- SOURCE TEXT -
▶

Greg,

Thank you so much for your input to this discussion. As you can see it is
not easy to convince some folks :)

I just want to clarify one thing in respect to using multihop BFD between
RR and PE. There is nothing about data plane path detection with that
suggestion. Basically BFD is used here as a better ping. No more no less.

Few points:

#1 - Yes, if my control plane RR-PE network fails and the normal data plane
to PE is still up I will have a false positive. Solution: Use more than one
RR.

#2 - Yes BFD process liveness or not on PE does not guarantee service
liveness of the PE - that is always true as BFD does not check real service
data plane processing anyway

#3 - If my network to PE fails but RR-PE works fine PE will be considered
alive. Network down detection is not the goal for discussing PUA/PULSE.

Cheers,
R.





On Tue, Nov 30, 2021 at 5:08 AM Greg Mirsky <gregimir...@gmail.com> wrote:

> Hi Aijun,
> thank you for clarifying your goal. I have missed asking another question:
>
> What is the required failure detection time?
>
> For example, a 10 ms detection guarantee is required for local protection.

◀

- TASK OBJECTIVE -
Answer these from the BFD thread above:
(a) What does the reply say BFD is used as in the multihop RR-PE suggestion?
(b) What solution is given for the false positive that occurs when the RR-PE control plane network fails?
(c) In the quoted message, what detection guarantee is said to be required for local protection?

- SOURCE EXCERPT -

▶

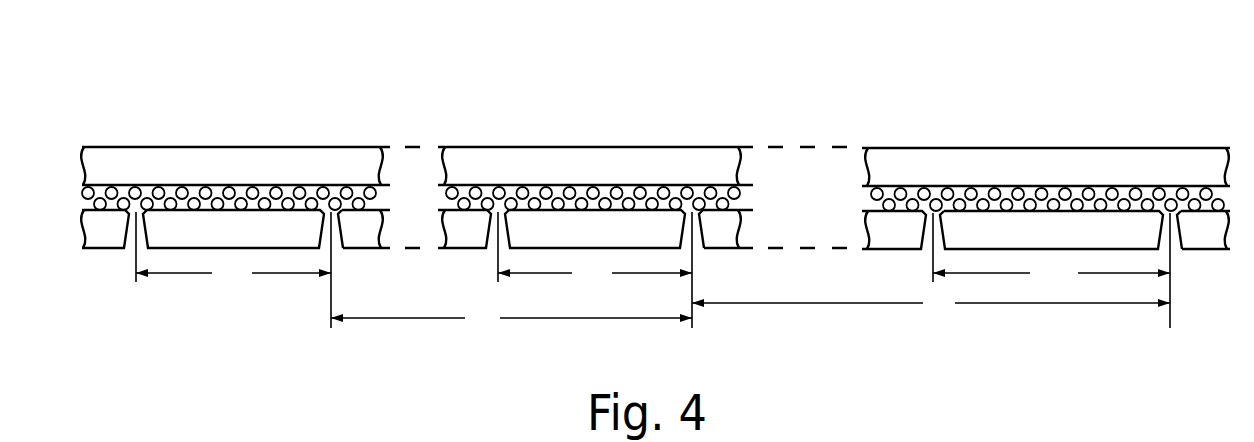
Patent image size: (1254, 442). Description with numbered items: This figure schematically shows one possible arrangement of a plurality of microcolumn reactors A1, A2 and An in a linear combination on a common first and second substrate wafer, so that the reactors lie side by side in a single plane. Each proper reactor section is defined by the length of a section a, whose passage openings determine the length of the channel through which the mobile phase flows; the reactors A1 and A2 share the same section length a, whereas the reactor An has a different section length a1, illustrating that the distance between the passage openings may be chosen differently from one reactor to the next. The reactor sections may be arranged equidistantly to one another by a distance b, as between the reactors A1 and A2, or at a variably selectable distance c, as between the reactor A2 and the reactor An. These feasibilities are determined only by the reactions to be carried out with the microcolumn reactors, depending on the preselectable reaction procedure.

◀

- REPLY -
(a) A better ping.
(b) Use more than one RR.
(c) A 10 ms detection guarantee.